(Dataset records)
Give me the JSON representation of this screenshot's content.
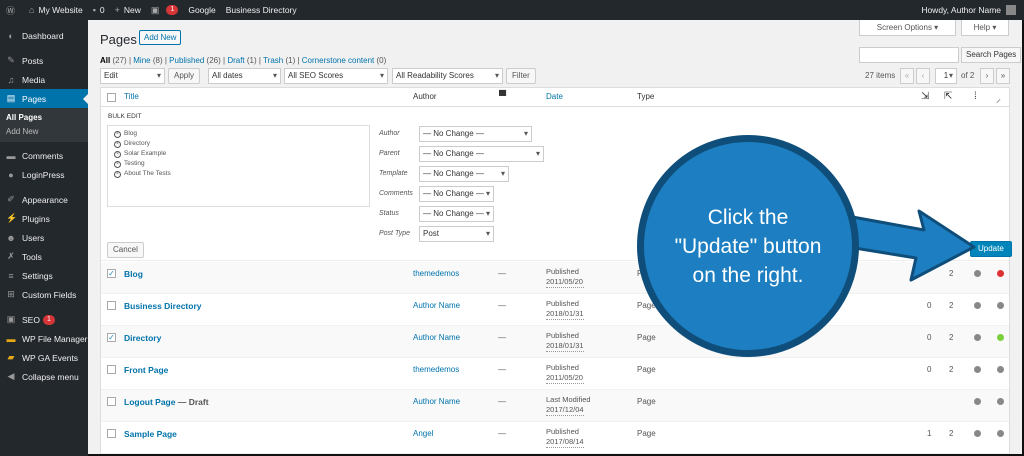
{
  "adminbar": {
    "site_name": "My Website",
    "comments_count": "0",
    "new_label": "New",
    "seo_badge": "1",
    "google_label": "Google",
    "business_label": "Business Directory",
    "howdy": "Howdy, Author Name"
  },
  "sidebar": {
    "items": [
      {
        "label": "Dashboard",
        "icon": "dashboard-icon"
      },
      {
        "label": "Posts",
        "icon": "pin-icon"
      },
      {
        "label": "Media",
        "icon": "media-icon"
      },
      {
        "label": "Pages",
        "icon": "pages-icon"
      },
      {
        "label": "Comments",
        "icon": "comment-icon"
      },
      {
        "label": "LoginPress",
        "icon": "loginpress-icon"
      },
      {
        "label": "Appearance",
        "icon": "brush-icon"
      },
      {
        "label": "Plugins",
        "icon": "plugin-icon"
      },
      {
        "label": "Users",
        "icon": "users-icon"
      },
      {
        "label": "Tools",
        "icon": "wrench-icon"
      },
      {
        "label": "Settings",
        "icon": "settings-icon"
      },
      {
        "label": "Custom Fields",
        "icon": "custom-fields-icon"
      },
      {
        "label": "SEO",
        "icon": "seo-icon",
        "badge": "1"
      },
      {
        "label": "WP File Manager",
        "icon": "folder-icon"
      },
      {
        "label": "WP GA Events",
        "icon": "ga-icon"
      },
      {
        "label": "Collapse menu",
        "icon": "collapse-icon"
      }
    ],
    "submenu": [
      "All Pages",
      "Add New"
    ]
  },
  "header": {
    "screen_options": "Screen Options ▾",
    "help": "Help ▾",
    "title": "Pages",
    "add_new": "Add New"
  },
  "views": {
    "all": "All",
    "all_count": "(27)",
    "mine": "Mine",
    "mine_count": "(8)",
    "published": "Published",
    "published_count": "(26)",
    "draft": "Draft",
    "draft_count": "(1)",
    "trash": "Trash",
    "trash_count": "(1)",
    "cornerstone": "Cornerstone content",
    "cornerstone_count": "(0)",
    "sep": "|"
  },
  "toolbar": {
    "search_button": "Search Pages",
    "bulk_action": "Edit",
    "apply": "Apply",
    "dates": "All dates",
    "seo_scores": "All SEO Scores",
    "readability": "All Readability Scores",
    "filter": "Filter",
    "items": "27 items",
    "first": "«",
    "prev": "‹",
    "current_page": "1",
    "of_pages": "of 2",
    "next": "›",
    "last": "»"
  },
  "columns": {
    "title": "Title",
    "author": "Author",
    "date": "Date",
    "type": "Type"
  },
  "bulk_edit": {
    "heading": "BULK EDIT",
    "pages": [
      "Blog",
      "Directory",
      "Solar Example",
      "Testing",
      "About The Tests"
    ],
    "fields": [
      {
        "label": "Author",
        "value": "— No Change —"
      },
      {
        "label": "Parent",
        "value": "— No Change —"
      },
      {
        "label": "Template",
        "value": "— No Change —"
      },
      {
        "label": "Comments",
        "value": "— No Change —"
      },
      {
        "label": "Status",
        "value": "— No Change —"
      },
      {
        "label": "Post Type",
        "value": "Post"
      }
    ],
    "cancel": "Cancel",
    "update": "Update"
  },
  "rows": [
    {
      "title": "Blog",
      "status": "",
      "author": "themedemos",
      "comments": "—",
      "date_status": "Published",
      "date": "2011/05/20",
      "type": "Page",
      "n1": "",
      "n2": "2",
      "checked": true,
      "dot1": "#888888",
      "dot2": "#dc3232"
    },
    {
      "title": "Business Directory",
      "status": "",
      "author": "Author Name",
      "comments": "—",
      "date_status": "Published",
      "date": "2018/01/31",
      "type": "Page",
      "n1": "0",
      "n2": "2",
      "checked": false,
      "dot1": "#888888",
      "dot2": "#888888"
    },
    {
      "title": "Directory",
      "status": "",
      "author": "Author Name",
      "comments": "—",
      "date_status": "Published",
      "date": "2018/01/31",
      "type": "Page",
      "n1": "0",
      "n2": "2",
      "checked": true,
      "dot1": "#888888",
      "dot2": "#7ad03a"
    },
    {
      "title": "Front Page",
      "status": "",
      "author": "themedemos",
      "comments": "—",
      "date_status": "Published",
      "date": "2011/05/20",
      "type": "Page",
      "n1": "0",
      "n2": "2",
      "checked": false,
      "dot1": "#888888",
      "dot2": "#888888"
    },
    {
      "title": "Logout Page",
      "status": "— Draft",
      "author": "Author Name",
      "comments": "—",
      "date_status": "Last Modified",
      "date": "2017/12/04",
      "type": "Page",
      "n1": "",
      "n2": "",
      "checked": false,
      "dot1": "#888888",
      "dot2": "#888888"
    },
    {
      "title": "Sample Page",
      "status": "",
      "author": "Angel",
      "comments": "—",
      "date_status": "Published",
      "date": "2017/08/14",
      "type": "Page",
      "n1": "1",
      "n2": "2",
      "checked": false,
      "dot1": "#888888",
      "dot2": "#888888"
    }
  ],
  "callout": {
    "line1": "Click the",
    "line2": "\"Update\" button",
    "line3": "on the right.",
    "fill": "#1d7fc1"
  }
}
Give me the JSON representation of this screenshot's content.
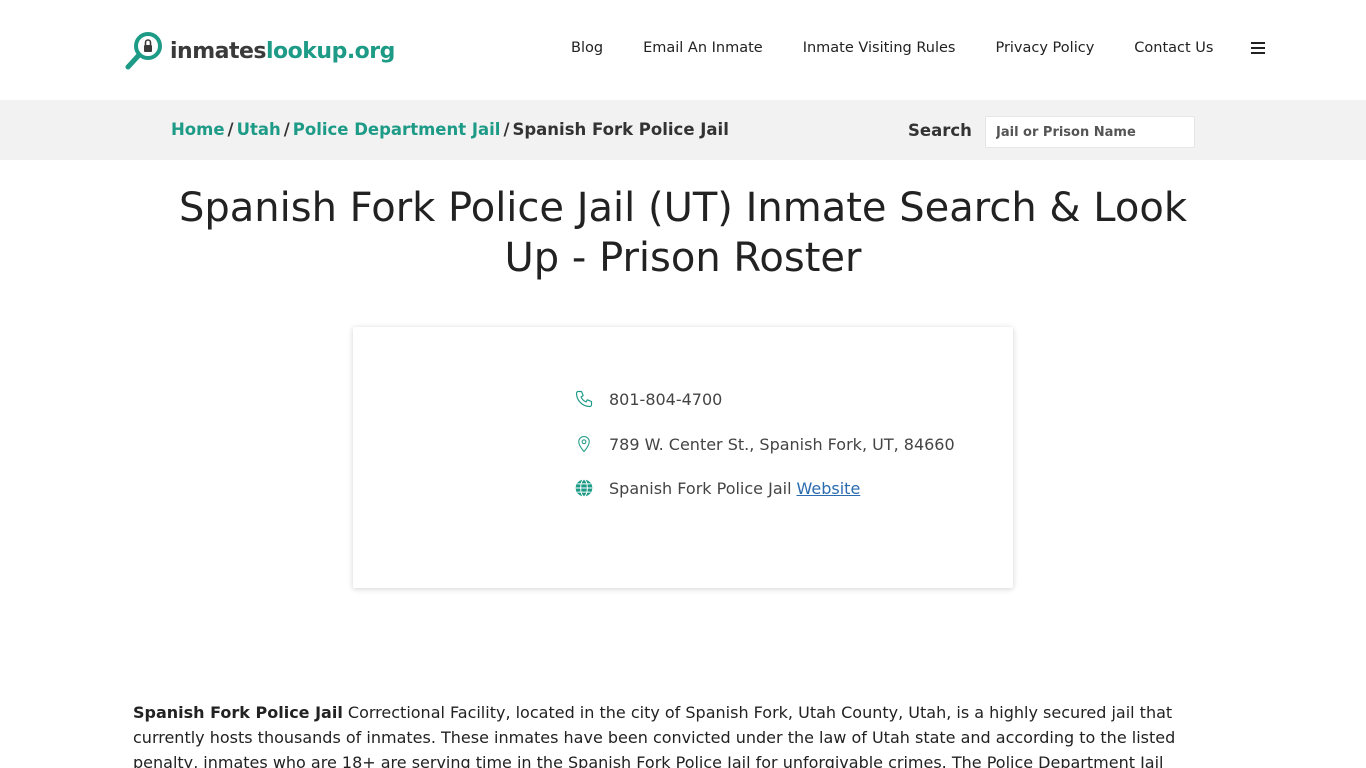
{
  "header": {
    "logo": {
      "part1": "inmates",
      "part2": "lookup.org"
    },
    "nav": [
      "Blog",
      "Email An Inmate",
      "Inmate Visiting Rules",
      "Privacy Policy",
      "Contact Us"
    ]
  },
  "breadcrumb": {
    "items": [
      "Home",
      "Utah",
      "Police Department Jail"
    ],
    "current": "Spanish Fork Police Jail",
    "separator": "/"
  },
  "search": {
    "label": "Search",
    "placeholder": "Jail or Prison Name"
  },
  "page_title": "Spanish Fork Police Jail (UT) Inmate Search & Look Up - Prison Roster",
  "card": {
    "phone": "801-804-4700",
    "address": "789 W. Center St., Spanish Fork, UT, 84660",
    "website_prefix": "Spanish Fork Police Jail",
    "website_link": "Website"
  },
  "article": {
    "lead": "Spanish Fork Police Jail",
    "text": " Correctional Facility, located in the city of Spanish Fork, Utah County, Utah, is a highly secured jail that currently hosts thousands of inmates. These inmates have been convicted under the law of Utah state and according to the listed penalty, inmates who are 18+ are serving time in the Spanish Fork Police Jail for unforgivable crimes. The Police Department Jail authority is responsible for looking after this"
  },
  "colors": {
    "accent": "#1d9b87",
    "link": "#2b6cb0",
    "bar": "#f2f2f2"
  },
  "icons": [
    "search-magnifier-lock-icon",
    "hamburger-menu-icon",
    "phone-icon",
    "map-pin-icon",
    "globe-icon"
  ]
}
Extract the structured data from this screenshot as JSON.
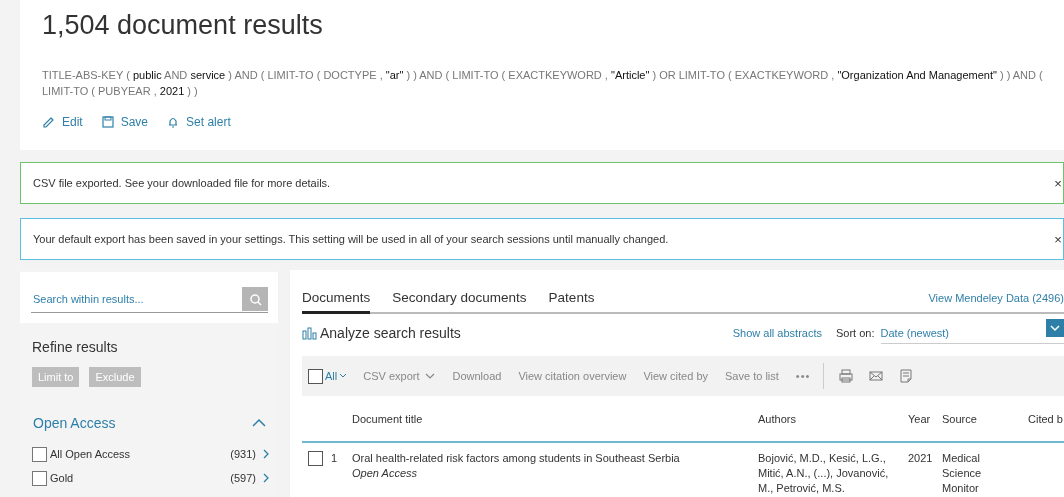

## What is needed
Each line above is to be copied verbatim. Drop any image from the copy.

## Task output
Give me the JSON representation of this screenshot's content.
{
  "adminbar": {
    "site_name": "My Website",
    "comments_count": "0",
    "new_label": "New",
    "seo_badge": "1",
    "google_label": "Google",
    "business_label": "Business Directory",
    "howdy": "Howdy, Author Name"
  },
  "sidebar": {
    "items": [
      {
        "label": "Dashboard",
        "icon": "dashboard-icon"
      },
      {
        "label": "Posts",
        "icon": "pin-icon"
      },
      {
        "label": "Media",
        "icon": "media-icon"
      },
      {
        "label": "Pages",
        "icon": "pages-icon"
      },
      {
        "label": "Comments",
        "icon": "comment-icon"
      },
      {
        "label": "LoginPress",
        "icon": "loginpress-icon"
      },
      {
        "label": "Appearance",
        "icon": "brush-icon"
      },
      {
        "label": "Plugins",
        "icon": "plugin-icon"
      },
      {
        "label": "Users",
        "icon": "users-icon"
      },
      {
        "label": "Tools",
        "icon": "wrench-icon"
      },
      {
        "label": "Settings",
        "icon": "settings-icon"
      },
      {
        "label": "Custom Fields",
        "icon": "custom-fields-icon"
      },
      {
        "label": "SEO",
        "icon": "seo-icon",
        "badge": "1"
      },
      {
        "label": "WP File Manager",
        "icon": "folder-icon"
      },
      {
        "label": "WP GA Events",
        "icon": "ga-icon"
      },
      {
        "label": "Collapse menu",
        "icon": "collapse-icon"
      }
    ],
    "submenu": [
      "All Pages",
      "Add New"
    ]
  },
  "header": {
    "screen_options": "Screen Options ▾",
    "help": "Help ▾",
    "title": "Pages",
    "add_new": "Add New"
  },
  "views": {
    "all": "All",
    "all_count": "(27)",
    "mine": "Mine",
    "mine_count": "(8)",
    "published": "Published",
    "published_count": "(26)",
    "draft": "Draft",
    "draft_count": "(1)",
    "trash": "Trash",
    "trash_count": "(1)",
    "cornerstone": "Cornerstone content",
    "cornerstone_count": "(0)",
    "sep": "|"
  },
  "toolbar": {
    "search_button": "Search Pages",
    "bulk_action": "Edit",
    "apply": "Apply",
    "dates": "All dates",
    "seo_scores": "All SEO Scores",
    "readability": "All Readability Scores",
    "filter": "Filter",
    "items": "27 items",
    "first": "«",
    "prev": "‹",
    "current_page": "1",
    "of_pages": "of 2",
    "next": "›",
    "last": "»"
  },
  "columns": {
    "title": "Title",
    "author": "Author",
    "date": "Date",
    "type": "Type"
  },
  "bulk_edit": {
    "heading": "BULK EDIT",
    "pages": [
      "Blog",
      "Directory",
      "Solar Example",
      "Testing",
      "About The Tests"
    ],
    "fields": [
      {
        "label": "Author",
        "value": "— No Change —"
      },
      {
        "label": "Parent",
        "value": "— No Change —"
      },
      {
        "label": "Template",
        "value": "— No Change —"
      },
      {
        "label": "Comments",
        "value": "— No Change —"
      },
      {
        "label": "Status",
        "value": "— No Change —"
      },
      {
        "label": "Post Type",
        "value": "Post"
      }
    ],
    "cancel": "Cancel",
    "update": "Update"
  },
  "rows": [
    {
      "title": "Blog",
      "status": "",
      "author": "themedemos",
      "comments": "—",
      "date_status": "Published",
      "date": "2011/05/20",
      "type": "Page",
      "n1": "",
      "n2": "2",
      "checked": true,
      "dot1": "#888888",
      "dot2": "#dc3232"
    },
    {
      "title": "Business Directory",
      "status": "",
      "author": "Author Name",
      "comments": "—",
      "date_status": "Published",
      "date": "2018/01/31",
      "type": "Page",
      "n1": "0",
      "n2": "2",
      "checked": false,
      "dot1": "#888888",
      "dot2": "#888888"
    },
    {
      "title": "Directory",
      "status": "",
      "author": "Author Name",
      "comments": "—",
      "date_status": "Published",
      "date": "2018/01/31",
      "type": "Page",
      "n1": "0",
      "n2": "2",
      "checked": true,
      "dot1": "#888888",
      "dot2": "#7ad03a"
    },
    {
      "title": "Front Page",
      "status": "",
      "author": "themedemos",
      "comments": "—",
      "date_status": "Published",
      "date": "2011/05/20",
      "type": "Page",
      "n1": "0",
      "n2": "2",
      "checked": false,
      "dot1": "#888888",
      "dot2": "#888888"
    },
    {
      "title": "Logout Page",
      "status": "— Draft",
      "author": "Author Name",
      "comments": "—",
      "date_status": "Last Modified",
      "date": "2017/12/04",
      "type": "Page",
      "n1": "",
      "n2": "",
      "checked": false,
      "dot1": "#888888",
      "dot2": "#888888"
    },
    {
      "title": "Sample Page",
      "status": "",
      "author": "Angel",
      "comments": "—",
      "date_status": "Published",
      "date": "2017/08/14",
      "type": "Page",
      "n1": "1",
      "n2": "2",
      "checked": false,
      "dot1": "#888888",
      "dot2": "#888888"
    }
  ],
  "callout": {
    "line1": "Click the",
    "line2": "\"Update\" button",
    "line3": "on the right.",
    "fill": "#1d7fc1"
  }
}
Give me the JSON representation of this screenshot's content.
{
  "header": {
    "logo": {
      "part1": "inmates",
      "part2": "lookup.org"
    },
    "nav": [
      "Blog",
      "Email An Inmate",
      "Inmate Visiting Rules",
      "Privacy Policy",
      "Contact Us"
    ]
  },
  "breadcrumb": {
    "items": [
      "Home",
      "Utah",
      "Police Department Jail"
    ],
    "current": "Spanish Fork Police Jail",
    "separator": "/"
  },
  "search": {
    "label": "Search",
    "placeholder": "Jail or Prison Name"
  },
  "page_title": "Spanish Fork Police Jail (UT) Inmate Search & Look Up - Prison Roster",
  "card": {
    "phone": "801-804-4700",
    "address": "789 W. Center St., Spanish Fork, UT, 84660",
    "website_prefix": "Spanish Fork Police Jail",
    "website_link": "Website"
  },
  "article": {
    "lead": "Spanish Fork Police Jail",
    "text": " Correctional Facility, located in the city of Spanish Fork, Utah County, Utah, is a highly secured jail that currently hosts thousands of inmates. These inmates have been convicted under the law of Utah state and according to the listed penalty, inmates who are 18+ are serving time in the Spanish Fork Police Jail for unforgivable crimes. The Police Department Jail authority is responsible for looking after this"
  },
  "colors": {
    "accent": "#1d9b87",
    "link": "#2b6cb0",
    "bar": "#f2f2f2"
  },
  "icons": [
    "search-magnifier-lock-icon",
    "hamburger-menu-icon",
    "phone-icon",
    "map-pin-icon",
    "globe-icon"
  ]
}
Extract the structured data from this screenshot as JSON.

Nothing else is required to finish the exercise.